Stored entries -
%%

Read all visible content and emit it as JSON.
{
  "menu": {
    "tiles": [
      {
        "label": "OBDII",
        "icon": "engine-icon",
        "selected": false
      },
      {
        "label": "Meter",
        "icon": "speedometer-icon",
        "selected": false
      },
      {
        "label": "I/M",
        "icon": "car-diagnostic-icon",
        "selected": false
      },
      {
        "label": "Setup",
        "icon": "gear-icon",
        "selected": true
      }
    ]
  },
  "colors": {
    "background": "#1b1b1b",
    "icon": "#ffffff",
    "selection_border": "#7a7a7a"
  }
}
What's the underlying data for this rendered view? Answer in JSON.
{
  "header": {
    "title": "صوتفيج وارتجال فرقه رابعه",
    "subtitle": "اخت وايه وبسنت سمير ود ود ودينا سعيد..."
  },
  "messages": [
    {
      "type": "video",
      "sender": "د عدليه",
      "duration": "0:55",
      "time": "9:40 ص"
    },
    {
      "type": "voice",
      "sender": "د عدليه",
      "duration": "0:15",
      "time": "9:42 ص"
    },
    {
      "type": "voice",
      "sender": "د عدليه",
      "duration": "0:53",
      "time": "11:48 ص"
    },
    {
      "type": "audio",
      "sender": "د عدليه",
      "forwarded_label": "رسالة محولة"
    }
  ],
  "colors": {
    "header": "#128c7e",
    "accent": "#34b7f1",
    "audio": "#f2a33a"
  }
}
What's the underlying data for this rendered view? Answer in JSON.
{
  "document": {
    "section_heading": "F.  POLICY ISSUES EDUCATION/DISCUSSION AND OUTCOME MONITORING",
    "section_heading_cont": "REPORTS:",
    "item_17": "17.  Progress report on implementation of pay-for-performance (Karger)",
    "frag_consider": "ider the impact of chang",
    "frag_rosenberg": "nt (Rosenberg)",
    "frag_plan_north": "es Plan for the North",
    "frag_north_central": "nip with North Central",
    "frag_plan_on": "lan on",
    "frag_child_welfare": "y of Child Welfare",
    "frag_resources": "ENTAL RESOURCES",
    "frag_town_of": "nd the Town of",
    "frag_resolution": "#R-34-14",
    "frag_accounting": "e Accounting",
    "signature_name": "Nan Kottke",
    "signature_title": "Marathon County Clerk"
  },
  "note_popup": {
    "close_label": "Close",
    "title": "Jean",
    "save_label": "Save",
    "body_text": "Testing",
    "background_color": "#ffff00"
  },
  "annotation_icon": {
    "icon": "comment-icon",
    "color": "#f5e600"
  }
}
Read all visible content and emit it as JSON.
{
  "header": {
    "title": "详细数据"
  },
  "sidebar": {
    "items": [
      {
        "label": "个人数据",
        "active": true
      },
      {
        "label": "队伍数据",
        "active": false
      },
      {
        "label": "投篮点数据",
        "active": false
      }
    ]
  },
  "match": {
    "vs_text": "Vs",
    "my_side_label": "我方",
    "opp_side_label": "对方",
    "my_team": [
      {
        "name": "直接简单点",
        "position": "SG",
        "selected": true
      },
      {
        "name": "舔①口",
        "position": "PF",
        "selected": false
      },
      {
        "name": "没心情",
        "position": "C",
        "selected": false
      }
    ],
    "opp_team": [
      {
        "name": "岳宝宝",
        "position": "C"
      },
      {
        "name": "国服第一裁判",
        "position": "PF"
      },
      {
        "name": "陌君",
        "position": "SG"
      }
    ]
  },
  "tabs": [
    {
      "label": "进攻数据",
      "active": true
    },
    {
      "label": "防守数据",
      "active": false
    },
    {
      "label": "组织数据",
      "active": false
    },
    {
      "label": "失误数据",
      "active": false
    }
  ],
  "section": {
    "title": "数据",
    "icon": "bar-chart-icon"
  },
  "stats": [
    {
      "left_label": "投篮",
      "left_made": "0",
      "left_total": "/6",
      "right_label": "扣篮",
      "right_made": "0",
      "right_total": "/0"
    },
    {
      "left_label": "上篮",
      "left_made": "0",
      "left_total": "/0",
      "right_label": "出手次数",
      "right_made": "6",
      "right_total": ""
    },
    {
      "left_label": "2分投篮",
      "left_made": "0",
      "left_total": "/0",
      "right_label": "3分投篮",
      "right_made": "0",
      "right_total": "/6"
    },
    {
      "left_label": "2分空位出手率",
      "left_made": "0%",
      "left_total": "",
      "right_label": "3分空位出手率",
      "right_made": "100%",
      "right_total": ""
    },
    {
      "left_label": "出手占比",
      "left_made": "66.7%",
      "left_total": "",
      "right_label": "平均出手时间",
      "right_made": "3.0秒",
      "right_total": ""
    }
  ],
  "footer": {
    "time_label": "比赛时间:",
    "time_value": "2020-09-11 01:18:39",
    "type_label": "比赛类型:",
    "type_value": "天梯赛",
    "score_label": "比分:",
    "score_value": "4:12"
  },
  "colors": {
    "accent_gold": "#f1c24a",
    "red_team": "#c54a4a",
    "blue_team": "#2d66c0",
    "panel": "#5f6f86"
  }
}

%%

TASK DIRECTIONS -
Look through the material above and pick out each line holding the word "North".

COMPLETE OUTPUT -
    "frag_plan_north": "es Plan for the North",
    "frag_north_central": "nip with North Central",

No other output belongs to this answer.